To be done => Copy each line with the word "PLUS" in it.

Data listing =>

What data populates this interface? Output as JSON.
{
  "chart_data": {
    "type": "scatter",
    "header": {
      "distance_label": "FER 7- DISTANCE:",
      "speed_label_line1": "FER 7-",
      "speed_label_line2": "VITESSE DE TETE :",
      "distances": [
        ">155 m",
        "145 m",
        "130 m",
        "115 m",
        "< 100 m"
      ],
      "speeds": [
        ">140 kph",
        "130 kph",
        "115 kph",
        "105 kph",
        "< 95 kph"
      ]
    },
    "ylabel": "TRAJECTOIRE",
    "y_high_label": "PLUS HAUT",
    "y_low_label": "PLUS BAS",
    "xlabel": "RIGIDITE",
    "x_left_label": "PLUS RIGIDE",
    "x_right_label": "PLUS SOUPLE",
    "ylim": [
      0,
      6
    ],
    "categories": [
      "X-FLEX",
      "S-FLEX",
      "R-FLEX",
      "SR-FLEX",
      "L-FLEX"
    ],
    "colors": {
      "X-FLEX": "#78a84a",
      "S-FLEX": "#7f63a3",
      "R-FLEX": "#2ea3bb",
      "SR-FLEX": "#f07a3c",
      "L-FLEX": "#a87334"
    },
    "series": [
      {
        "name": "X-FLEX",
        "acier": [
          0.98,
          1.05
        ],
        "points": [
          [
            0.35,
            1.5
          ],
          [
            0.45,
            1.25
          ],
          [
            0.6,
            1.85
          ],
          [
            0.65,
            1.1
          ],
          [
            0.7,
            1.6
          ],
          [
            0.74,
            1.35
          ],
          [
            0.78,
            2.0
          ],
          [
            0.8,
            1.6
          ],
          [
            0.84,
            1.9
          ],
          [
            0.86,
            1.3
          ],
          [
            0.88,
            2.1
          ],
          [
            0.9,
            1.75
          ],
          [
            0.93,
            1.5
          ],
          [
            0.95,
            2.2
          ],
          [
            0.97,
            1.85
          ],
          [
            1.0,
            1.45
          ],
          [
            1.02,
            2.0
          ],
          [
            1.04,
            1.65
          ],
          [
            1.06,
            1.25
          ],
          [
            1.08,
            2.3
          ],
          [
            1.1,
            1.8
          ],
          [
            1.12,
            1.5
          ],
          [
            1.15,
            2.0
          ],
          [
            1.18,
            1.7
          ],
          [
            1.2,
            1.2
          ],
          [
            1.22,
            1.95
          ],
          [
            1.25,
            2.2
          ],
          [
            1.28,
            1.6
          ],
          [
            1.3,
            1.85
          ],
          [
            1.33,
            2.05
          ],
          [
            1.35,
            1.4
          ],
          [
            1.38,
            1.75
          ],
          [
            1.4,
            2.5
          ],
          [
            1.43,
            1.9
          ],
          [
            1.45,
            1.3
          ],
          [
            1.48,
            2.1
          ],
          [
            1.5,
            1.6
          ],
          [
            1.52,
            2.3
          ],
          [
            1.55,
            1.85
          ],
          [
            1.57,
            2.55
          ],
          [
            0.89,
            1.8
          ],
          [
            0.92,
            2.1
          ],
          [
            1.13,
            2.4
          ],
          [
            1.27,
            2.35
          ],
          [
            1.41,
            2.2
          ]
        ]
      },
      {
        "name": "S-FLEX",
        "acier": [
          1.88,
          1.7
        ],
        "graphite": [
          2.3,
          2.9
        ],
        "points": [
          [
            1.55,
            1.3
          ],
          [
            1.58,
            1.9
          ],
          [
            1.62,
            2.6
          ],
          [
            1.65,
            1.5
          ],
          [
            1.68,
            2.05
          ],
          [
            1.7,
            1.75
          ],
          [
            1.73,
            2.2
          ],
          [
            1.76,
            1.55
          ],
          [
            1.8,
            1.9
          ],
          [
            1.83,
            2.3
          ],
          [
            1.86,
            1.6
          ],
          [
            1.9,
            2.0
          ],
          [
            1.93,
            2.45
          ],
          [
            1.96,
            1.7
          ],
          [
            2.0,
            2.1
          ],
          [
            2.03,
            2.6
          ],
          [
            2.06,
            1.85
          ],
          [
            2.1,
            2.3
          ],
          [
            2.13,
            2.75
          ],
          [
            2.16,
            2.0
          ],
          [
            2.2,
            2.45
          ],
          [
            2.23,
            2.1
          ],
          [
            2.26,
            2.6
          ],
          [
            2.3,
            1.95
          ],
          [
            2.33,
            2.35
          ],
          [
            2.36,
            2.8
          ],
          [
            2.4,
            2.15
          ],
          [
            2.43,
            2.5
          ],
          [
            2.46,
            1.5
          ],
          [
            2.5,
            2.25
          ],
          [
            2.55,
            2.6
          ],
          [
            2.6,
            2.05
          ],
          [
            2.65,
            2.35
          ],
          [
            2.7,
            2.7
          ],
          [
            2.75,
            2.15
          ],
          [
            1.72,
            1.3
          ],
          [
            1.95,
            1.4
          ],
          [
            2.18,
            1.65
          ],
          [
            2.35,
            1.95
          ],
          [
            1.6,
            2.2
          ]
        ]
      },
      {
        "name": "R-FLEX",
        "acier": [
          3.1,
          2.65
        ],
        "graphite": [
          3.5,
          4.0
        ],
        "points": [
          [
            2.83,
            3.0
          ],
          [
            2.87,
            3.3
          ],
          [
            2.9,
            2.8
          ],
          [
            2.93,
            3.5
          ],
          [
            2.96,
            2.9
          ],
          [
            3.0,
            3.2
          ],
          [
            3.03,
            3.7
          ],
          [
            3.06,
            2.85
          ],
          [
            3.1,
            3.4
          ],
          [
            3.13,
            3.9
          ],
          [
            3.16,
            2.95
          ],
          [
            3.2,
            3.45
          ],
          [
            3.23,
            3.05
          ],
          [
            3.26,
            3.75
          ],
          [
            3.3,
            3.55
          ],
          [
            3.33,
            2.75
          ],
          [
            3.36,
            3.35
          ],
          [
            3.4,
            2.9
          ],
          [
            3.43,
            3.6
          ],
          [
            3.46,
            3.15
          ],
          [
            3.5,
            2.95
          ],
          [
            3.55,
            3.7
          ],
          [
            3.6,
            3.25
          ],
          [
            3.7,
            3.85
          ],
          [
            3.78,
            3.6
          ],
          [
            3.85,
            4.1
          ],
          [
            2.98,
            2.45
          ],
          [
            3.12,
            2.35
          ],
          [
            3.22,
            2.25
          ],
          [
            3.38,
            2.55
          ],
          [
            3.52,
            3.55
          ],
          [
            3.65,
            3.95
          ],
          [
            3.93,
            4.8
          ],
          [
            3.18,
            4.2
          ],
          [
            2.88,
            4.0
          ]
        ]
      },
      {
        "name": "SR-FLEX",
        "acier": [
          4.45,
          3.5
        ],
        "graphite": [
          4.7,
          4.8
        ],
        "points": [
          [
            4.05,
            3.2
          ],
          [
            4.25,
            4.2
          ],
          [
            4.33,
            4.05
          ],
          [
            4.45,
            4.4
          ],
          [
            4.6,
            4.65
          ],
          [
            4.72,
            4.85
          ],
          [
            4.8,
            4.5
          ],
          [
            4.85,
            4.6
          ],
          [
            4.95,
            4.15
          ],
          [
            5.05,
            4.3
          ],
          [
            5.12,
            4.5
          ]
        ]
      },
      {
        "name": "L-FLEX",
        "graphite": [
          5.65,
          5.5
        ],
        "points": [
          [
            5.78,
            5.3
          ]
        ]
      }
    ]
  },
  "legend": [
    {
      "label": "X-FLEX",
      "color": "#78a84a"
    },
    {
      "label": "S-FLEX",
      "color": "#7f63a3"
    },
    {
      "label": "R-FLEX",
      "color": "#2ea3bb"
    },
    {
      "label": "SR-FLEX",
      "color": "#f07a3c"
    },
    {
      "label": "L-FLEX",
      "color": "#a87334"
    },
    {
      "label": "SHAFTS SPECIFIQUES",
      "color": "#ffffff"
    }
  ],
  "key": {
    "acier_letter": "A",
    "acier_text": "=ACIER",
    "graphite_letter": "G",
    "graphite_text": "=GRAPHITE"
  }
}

Solution to the exercise =>
    "y_high_label": "PLUS HAUT",
    "y_low_label": "PLUS BAS",
    "x_left_label": "PLUS RIGIDE",
    "x_right_label": "PLUS SOUPLE",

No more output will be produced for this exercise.